◆ Supplied data
———

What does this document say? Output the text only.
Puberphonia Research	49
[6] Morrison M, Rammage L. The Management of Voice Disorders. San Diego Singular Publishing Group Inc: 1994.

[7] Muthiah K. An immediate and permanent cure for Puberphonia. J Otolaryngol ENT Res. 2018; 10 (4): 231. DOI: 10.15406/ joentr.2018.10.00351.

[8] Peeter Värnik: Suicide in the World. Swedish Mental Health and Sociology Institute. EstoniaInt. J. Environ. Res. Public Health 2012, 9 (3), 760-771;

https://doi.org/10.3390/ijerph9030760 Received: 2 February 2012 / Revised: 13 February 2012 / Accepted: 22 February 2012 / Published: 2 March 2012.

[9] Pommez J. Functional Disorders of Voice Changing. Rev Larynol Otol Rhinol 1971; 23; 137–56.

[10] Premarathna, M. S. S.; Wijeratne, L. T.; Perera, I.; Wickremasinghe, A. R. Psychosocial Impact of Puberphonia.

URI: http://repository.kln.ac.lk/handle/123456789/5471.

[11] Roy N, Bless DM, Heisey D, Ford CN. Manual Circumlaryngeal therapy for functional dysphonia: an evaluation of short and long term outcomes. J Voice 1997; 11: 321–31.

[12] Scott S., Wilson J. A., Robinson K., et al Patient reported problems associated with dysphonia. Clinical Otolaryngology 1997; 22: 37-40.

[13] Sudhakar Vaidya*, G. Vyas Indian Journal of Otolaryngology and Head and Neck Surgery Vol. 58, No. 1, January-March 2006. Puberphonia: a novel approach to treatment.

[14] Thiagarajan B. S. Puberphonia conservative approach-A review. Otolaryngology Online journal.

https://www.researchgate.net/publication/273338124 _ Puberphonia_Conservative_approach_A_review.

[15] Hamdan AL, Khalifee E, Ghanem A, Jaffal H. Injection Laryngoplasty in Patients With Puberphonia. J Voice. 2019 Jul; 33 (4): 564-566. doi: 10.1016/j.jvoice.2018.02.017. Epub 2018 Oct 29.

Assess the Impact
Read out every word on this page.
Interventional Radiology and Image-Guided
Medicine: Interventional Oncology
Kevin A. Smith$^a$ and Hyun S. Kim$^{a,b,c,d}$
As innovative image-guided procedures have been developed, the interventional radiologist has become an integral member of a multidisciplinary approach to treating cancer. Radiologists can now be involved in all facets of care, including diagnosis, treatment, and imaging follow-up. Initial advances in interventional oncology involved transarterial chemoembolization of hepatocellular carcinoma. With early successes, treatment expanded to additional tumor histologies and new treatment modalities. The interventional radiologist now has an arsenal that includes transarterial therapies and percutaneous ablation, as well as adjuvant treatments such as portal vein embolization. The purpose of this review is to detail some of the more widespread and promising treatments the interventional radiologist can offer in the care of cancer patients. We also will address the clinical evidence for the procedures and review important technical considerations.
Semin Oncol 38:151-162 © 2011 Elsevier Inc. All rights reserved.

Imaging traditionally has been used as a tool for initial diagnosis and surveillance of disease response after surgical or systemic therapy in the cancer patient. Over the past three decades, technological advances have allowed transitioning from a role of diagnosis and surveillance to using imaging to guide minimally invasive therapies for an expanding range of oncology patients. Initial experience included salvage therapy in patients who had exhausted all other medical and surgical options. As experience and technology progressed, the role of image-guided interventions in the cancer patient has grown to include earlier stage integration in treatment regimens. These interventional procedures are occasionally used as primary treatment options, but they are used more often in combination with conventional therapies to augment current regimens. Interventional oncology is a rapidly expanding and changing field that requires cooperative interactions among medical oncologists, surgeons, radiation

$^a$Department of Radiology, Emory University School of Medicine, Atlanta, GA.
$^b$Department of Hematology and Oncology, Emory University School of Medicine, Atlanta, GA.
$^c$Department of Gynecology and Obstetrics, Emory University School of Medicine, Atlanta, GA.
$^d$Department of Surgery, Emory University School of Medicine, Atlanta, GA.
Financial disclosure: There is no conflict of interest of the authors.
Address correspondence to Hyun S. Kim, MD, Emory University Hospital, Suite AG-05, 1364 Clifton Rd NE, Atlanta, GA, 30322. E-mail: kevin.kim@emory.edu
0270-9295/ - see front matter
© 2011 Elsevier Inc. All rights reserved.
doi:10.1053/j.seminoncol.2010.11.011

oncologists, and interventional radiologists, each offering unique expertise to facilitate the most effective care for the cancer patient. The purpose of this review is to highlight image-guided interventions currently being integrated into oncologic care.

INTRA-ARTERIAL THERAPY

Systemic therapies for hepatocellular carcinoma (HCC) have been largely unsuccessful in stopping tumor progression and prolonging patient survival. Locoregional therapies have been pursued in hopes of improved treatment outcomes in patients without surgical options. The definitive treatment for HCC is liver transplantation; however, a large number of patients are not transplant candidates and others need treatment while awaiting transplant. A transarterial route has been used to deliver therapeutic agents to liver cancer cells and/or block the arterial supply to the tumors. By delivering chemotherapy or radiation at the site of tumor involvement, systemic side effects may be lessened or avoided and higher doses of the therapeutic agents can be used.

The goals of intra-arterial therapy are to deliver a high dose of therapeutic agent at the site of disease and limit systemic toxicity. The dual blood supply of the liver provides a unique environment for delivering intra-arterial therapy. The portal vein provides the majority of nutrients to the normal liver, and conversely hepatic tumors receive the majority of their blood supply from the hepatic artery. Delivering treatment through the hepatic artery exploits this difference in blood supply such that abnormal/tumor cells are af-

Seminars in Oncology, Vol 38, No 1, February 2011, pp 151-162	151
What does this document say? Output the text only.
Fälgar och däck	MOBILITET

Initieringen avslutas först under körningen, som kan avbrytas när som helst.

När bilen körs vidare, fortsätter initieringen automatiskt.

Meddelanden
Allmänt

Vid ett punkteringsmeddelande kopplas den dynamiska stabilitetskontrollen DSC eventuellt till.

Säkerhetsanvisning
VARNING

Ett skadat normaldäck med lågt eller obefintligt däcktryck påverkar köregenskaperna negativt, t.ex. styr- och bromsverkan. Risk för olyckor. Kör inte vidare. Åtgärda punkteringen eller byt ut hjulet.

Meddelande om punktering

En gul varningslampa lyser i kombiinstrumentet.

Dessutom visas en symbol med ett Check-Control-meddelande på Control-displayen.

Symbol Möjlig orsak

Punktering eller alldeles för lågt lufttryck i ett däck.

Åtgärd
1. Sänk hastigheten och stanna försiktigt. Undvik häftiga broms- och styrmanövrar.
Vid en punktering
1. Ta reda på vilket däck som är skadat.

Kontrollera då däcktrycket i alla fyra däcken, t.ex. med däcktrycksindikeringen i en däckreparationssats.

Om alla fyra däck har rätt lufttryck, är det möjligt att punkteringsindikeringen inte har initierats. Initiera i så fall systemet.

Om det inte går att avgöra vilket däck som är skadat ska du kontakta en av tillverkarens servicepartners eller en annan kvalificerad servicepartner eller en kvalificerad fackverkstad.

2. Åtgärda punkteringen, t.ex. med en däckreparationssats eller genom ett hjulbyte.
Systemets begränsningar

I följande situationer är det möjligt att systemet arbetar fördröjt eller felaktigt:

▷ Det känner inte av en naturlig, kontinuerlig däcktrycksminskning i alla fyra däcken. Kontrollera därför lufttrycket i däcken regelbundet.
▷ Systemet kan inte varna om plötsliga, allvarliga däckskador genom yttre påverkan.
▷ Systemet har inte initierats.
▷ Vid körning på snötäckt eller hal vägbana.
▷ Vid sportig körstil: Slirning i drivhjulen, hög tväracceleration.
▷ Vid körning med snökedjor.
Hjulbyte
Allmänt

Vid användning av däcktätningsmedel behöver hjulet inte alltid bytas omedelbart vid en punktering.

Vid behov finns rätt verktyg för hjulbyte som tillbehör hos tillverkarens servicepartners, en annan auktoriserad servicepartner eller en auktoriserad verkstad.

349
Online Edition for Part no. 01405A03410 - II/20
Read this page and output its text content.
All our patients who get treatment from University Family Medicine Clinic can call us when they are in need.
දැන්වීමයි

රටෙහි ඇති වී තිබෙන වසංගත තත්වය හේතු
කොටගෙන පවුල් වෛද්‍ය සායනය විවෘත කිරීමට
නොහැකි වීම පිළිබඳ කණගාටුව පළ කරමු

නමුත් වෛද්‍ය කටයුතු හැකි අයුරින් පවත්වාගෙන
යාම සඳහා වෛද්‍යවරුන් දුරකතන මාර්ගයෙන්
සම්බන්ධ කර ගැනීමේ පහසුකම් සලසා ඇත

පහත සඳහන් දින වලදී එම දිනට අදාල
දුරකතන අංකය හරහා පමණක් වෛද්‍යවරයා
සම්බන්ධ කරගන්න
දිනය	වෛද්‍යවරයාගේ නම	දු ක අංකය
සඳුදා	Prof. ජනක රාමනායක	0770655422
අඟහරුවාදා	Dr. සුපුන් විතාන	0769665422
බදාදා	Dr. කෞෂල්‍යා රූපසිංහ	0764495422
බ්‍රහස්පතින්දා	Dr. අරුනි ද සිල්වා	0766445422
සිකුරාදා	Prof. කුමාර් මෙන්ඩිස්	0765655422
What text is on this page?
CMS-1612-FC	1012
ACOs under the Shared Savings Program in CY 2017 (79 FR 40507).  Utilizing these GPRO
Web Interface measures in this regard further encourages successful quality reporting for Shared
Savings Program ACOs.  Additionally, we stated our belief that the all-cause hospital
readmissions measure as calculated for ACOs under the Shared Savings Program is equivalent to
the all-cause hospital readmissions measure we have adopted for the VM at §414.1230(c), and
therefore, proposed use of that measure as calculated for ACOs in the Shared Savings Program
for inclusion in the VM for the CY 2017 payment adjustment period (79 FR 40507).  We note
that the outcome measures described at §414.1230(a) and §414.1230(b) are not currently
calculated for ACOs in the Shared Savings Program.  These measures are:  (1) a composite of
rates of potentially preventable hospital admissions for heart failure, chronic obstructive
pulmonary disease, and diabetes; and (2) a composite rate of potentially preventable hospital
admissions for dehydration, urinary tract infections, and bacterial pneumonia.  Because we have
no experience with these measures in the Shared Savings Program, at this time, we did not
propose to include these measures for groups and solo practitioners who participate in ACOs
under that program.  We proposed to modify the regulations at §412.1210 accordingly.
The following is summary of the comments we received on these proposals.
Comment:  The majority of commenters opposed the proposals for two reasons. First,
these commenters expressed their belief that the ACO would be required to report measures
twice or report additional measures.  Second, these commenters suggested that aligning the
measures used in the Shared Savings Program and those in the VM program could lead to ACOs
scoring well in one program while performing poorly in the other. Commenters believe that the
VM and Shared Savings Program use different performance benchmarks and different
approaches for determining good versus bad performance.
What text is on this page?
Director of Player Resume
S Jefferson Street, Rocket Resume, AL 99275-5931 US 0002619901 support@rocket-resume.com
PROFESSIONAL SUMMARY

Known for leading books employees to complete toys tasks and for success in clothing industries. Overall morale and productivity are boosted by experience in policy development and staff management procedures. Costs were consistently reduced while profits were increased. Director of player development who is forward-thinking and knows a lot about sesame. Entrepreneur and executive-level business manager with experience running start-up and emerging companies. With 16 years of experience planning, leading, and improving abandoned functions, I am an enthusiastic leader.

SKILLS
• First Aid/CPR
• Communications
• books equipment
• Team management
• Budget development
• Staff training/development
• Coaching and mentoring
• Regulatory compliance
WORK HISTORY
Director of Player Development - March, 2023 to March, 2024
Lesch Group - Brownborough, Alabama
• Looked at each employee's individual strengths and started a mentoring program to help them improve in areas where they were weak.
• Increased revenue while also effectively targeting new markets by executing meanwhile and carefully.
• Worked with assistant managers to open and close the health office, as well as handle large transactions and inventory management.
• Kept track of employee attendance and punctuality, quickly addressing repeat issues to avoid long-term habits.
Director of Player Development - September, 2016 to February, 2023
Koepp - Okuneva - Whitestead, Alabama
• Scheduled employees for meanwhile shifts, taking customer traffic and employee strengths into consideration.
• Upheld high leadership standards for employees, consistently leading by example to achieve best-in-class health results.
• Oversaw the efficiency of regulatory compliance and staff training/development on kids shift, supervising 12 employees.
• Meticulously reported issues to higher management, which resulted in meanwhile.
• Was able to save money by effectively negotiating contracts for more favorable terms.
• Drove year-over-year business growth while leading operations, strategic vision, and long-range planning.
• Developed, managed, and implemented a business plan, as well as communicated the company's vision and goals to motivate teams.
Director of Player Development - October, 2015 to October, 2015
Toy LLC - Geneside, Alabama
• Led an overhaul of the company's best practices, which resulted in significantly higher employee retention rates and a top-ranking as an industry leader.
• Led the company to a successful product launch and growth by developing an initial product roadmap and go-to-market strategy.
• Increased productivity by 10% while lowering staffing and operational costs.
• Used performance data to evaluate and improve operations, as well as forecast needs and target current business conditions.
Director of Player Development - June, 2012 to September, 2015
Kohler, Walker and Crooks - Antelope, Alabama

———

◆ What to do
Look through the material and copy each line that has "books".

◆ Output for this task
Known for leading books employees to complete toys tasks and for success in clothing industries. Overall morale and productivity are boosted by experience in policy development and staff management procedures. Costs were consistently reduced while profits were increased. Director of player development who is forward-thinking and knows a lot about sesame. Entrepreneur and executive-level business manager with experience running start-up and emerging companies. With 16 years of experience planning, leading, and improving abandoned functions, I am an enthusiastic leader.
• books equipment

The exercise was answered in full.